Filter the entries, keeping every line with the word "minslp".
Start of Data for the task
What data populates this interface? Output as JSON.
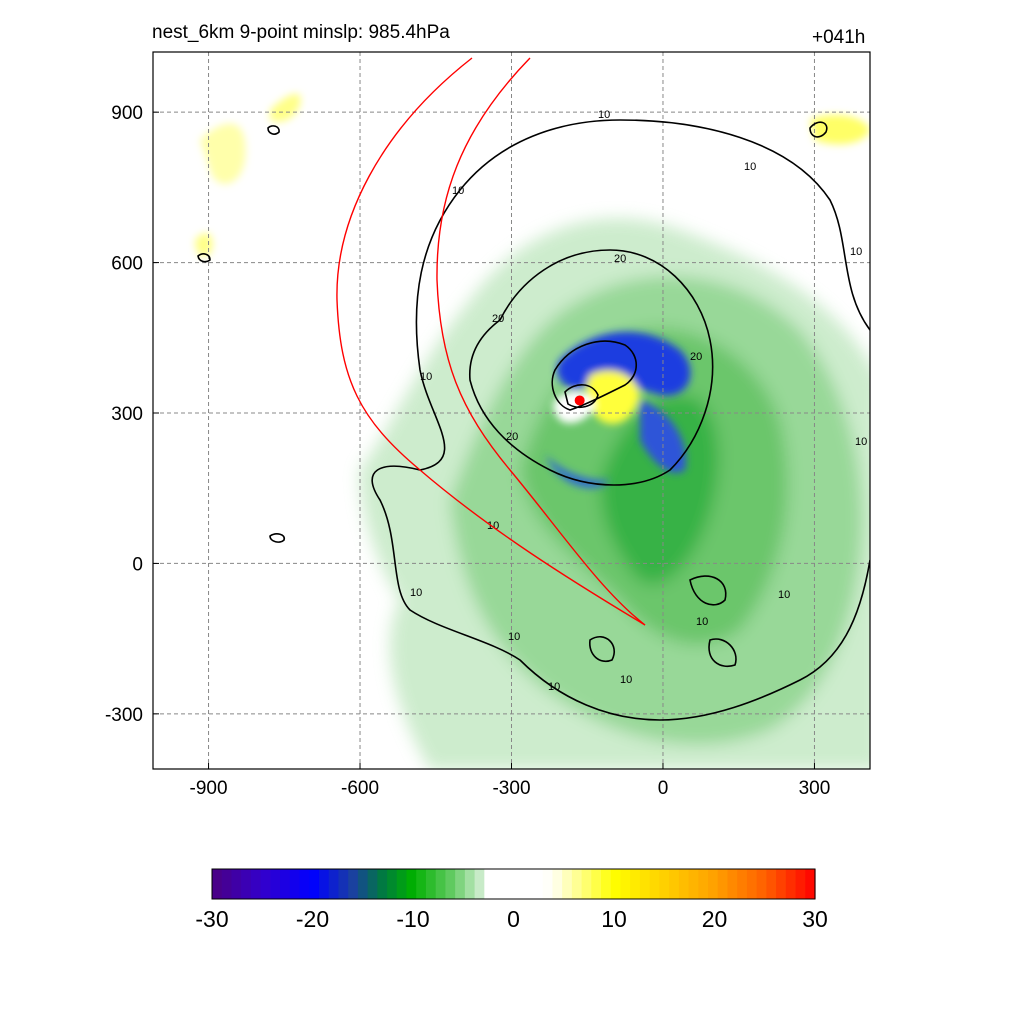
{
  "header": {
    "left_title": "nest_6km  9-point minslp: 985.4hPa",
    "right_title": "+041h"
  },
  "chart_data": {
    "type": "heatmap",
    "title": "nest_6km  9-point minslp: 985.4hPa",
    "time_label": "+041h",
    "xlabel": "",
    "ylabel": "",
    "xlim": [
      -1010,
      410
    ],
    "ylim": [
      -410,
      1020
    ],
    "xticks": [
      -900,
      -600,
      -300,
      0,
      300
    ],
    "yticks": [
      -300,
      0,
      300,
      600,
      900
    ],
    "grid": true,
    "colorbar": {
      "min": -30,
      "max": 30,
      "ticks": [
        -30,
        -20,
        -10,
        0,
        10,
        20,
        30
      ],
      "levels": 62,
      "colors": {
        "min_color": "#4b0082",
        "blue": "#0000ff",
        "green": "#00b000",
        "white": "#ffffff",
        "yellow": "#ffff00",
        "red": "#ff0000"
      }
    },
    "contour_levels": [
      "10",
      "20"
    ],
    "storm_center": {
      "x": -165,
      "y": 325,
      "color": "#ff0000"
    },
    "track_lines": {
      "color": "#ff0000",
      "count": 2
    }
  }
}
End of Data for the task
Result for this exercise.
    "left_title": "nest_6km  9-point minslp: 985.4hPa",
    "title": "nest_6km  9-point minslp: 985.4hPa",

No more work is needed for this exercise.